- TASK -
Each line below should be retyped exactly, with no pictures.

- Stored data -
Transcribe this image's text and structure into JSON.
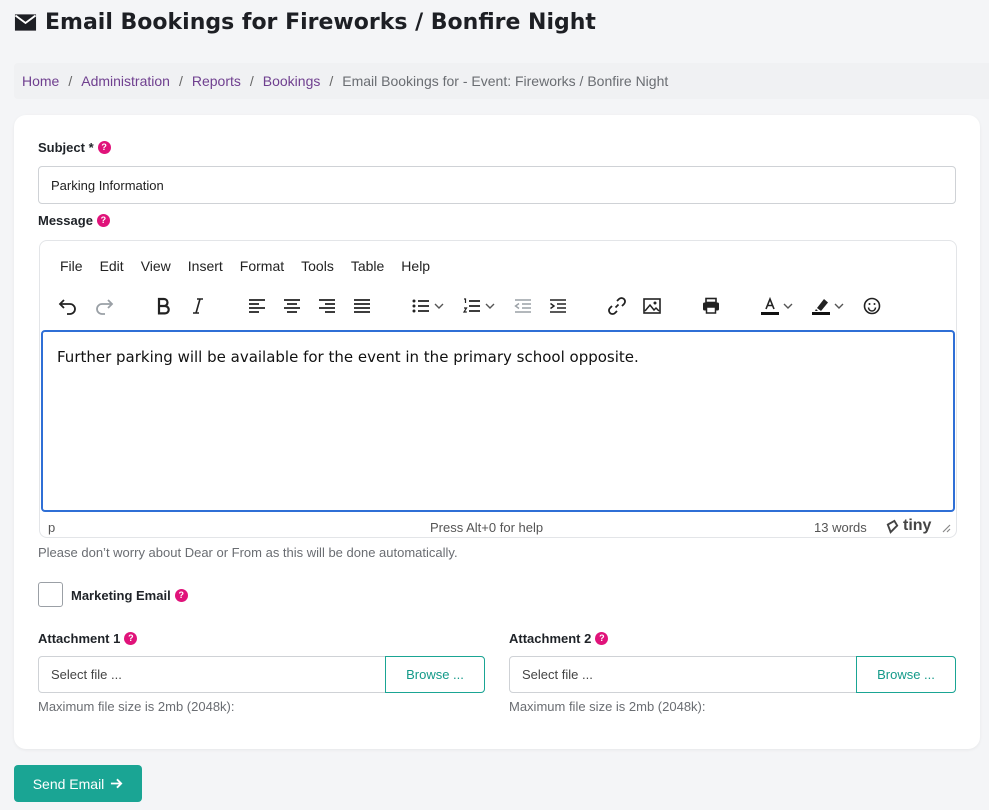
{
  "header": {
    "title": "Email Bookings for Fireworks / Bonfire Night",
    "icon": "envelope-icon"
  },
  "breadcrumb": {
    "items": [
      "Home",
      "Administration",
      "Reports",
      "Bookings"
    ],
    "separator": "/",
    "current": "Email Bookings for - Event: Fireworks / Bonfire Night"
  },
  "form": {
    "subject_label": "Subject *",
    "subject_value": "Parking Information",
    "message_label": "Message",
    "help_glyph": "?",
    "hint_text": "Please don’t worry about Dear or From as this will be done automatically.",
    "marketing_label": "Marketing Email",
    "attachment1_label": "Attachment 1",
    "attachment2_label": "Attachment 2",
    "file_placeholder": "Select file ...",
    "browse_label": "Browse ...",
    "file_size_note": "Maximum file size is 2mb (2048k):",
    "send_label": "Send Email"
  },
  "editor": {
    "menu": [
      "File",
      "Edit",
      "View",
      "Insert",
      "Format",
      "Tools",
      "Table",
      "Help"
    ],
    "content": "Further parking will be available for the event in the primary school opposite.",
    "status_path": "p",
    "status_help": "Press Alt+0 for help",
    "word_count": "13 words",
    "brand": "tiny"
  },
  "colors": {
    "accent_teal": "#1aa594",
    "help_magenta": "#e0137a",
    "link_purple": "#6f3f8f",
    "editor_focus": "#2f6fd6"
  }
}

- ANSWER -
Transcribe this image's text and structure into JSON.
{
  "header": {
    "title": "Email Bookings for Fireworks / Bonfire Night",
    "icon": "envelope-icon"
  },
  "breadcrumb": {
    "items": [
      "Home",
      "Administration",
      "Reports",
      "Bookings"
    ],
    "separator": "/",
    "current": "Email Bookings for - Event: Fireworks / Bonfire Night"
  },
  "form": {
    "subject_label": "Subject *",
    "subject_value": "Parking Information",
    "message_label": "Message",
    "help_glyph": "?",
    "hint_text": "Please don’t worry about Dear or From as this will be done automatically.",
    "marketing_label": "Marketing Email",
    "attachment1_label": "Attachment 1",
    "attachment2_label": "Attachment 2",
    "file_placeholder": "Select file ...",
    "browse_label": "Browse ...",
    "file_size_note": "Maximum file size is 2mb (2048k):",
    "send_label": "Send Email"
  },
  "editor": {
    "menu": [
      "File",
      "Edit",
      "View",
      "Insert",
      "Format",
      "Tools",
      "Table",
      "Help"
    ],
    "content": "Further parking will be available for the event in the primary school opposite.",
    "status_path": "p",
    "status_help": "Press Alt+0 for help",
    "word_count": "13 words",
    "brand": "tiny"
  },
  "colors": {
    "accent_teal": "#1aa594",
    "help_magenta": "#e0137a",
    "link_purple": "#6f3f8f",
    "editor_focus": "#2f6fd6"
  }
}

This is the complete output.